[PROMPT] Collect each line containing "Arapuni".

[DATA PROVIDED]

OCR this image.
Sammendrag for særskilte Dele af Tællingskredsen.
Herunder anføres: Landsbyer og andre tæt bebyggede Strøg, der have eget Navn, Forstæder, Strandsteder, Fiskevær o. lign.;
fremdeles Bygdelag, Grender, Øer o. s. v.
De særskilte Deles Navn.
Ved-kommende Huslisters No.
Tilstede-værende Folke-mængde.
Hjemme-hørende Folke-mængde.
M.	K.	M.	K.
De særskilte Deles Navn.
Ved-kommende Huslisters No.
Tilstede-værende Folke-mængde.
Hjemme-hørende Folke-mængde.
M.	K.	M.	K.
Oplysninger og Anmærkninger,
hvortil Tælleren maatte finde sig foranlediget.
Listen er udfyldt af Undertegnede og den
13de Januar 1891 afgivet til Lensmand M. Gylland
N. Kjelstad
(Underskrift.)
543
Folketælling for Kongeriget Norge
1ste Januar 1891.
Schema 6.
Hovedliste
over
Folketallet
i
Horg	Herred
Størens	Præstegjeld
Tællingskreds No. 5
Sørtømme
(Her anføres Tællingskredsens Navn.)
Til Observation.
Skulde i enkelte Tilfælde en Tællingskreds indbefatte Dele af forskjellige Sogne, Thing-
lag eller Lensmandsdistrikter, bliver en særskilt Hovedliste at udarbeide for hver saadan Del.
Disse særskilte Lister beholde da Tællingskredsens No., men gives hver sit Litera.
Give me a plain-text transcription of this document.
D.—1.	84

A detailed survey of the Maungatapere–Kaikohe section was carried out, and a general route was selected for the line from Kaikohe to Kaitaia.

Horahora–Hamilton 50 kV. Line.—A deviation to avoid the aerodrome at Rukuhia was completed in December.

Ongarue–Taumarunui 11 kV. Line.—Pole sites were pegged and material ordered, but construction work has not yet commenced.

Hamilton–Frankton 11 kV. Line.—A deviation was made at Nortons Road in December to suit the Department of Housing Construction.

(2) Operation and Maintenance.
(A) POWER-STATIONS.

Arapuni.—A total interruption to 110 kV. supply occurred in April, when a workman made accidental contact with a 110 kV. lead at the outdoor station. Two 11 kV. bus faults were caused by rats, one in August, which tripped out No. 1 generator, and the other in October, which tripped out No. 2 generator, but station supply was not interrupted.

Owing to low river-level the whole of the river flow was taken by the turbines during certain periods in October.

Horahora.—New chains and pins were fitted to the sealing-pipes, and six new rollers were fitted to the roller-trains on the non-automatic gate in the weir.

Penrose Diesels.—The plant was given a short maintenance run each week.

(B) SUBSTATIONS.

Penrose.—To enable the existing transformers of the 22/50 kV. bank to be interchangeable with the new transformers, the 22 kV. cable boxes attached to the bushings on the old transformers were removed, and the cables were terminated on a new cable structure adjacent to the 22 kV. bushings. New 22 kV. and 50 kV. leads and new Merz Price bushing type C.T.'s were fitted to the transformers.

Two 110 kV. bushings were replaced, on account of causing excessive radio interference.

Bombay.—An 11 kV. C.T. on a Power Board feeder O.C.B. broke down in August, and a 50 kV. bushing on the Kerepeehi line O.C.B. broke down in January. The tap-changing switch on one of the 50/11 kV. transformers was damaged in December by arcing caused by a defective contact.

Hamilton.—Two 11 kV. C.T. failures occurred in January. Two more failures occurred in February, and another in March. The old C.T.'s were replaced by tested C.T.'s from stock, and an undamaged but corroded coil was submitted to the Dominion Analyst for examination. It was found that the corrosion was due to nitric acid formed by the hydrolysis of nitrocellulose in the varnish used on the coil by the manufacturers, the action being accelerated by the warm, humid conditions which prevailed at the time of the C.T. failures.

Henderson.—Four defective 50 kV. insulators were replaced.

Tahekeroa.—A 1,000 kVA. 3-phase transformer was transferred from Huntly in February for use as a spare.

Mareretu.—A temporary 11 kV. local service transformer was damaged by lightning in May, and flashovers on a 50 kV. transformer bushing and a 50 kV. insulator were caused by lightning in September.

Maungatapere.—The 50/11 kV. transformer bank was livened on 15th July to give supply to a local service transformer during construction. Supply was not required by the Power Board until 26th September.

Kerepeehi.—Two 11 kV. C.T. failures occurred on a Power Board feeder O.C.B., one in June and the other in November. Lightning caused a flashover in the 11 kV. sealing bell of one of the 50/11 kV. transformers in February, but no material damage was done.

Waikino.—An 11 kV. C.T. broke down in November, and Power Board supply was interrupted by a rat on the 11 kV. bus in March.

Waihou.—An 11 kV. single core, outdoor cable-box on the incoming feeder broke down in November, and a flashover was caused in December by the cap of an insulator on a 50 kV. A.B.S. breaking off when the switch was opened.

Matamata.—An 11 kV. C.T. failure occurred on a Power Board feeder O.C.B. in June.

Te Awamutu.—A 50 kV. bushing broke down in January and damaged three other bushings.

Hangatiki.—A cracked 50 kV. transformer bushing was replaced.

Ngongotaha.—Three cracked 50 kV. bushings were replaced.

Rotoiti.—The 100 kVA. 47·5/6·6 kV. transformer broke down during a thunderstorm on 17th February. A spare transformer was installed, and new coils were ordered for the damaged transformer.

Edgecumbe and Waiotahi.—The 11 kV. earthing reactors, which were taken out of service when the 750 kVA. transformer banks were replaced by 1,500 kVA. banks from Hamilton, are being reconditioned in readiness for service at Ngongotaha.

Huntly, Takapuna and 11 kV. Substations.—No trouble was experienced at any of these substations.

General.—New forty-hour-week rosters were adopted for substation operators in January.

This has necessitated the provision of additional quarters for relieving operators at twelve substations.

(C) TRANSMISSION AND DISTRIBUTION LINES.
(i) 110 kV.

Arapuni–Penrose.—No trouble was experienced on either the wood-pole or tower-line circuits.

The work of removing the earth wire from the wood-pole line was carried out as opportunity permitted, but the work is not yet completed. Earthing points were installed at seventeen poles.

[OUTPUT FOR THIS TASK]
Arapuni.—A total interruption to 110 kV. supply occurred in April, when a workman made accidental contact with a 110 kV. lead at the outdoor station. Two 11 kV. bus faults were caused by rats, one in August, which tripped out No. 1 generator, and the other in October, which tripped out No. 2 generator, but station supply was not interrupted.
Arapuni–Penrose.—No trouble was experienced on either the wood-pole or tower-line circuits.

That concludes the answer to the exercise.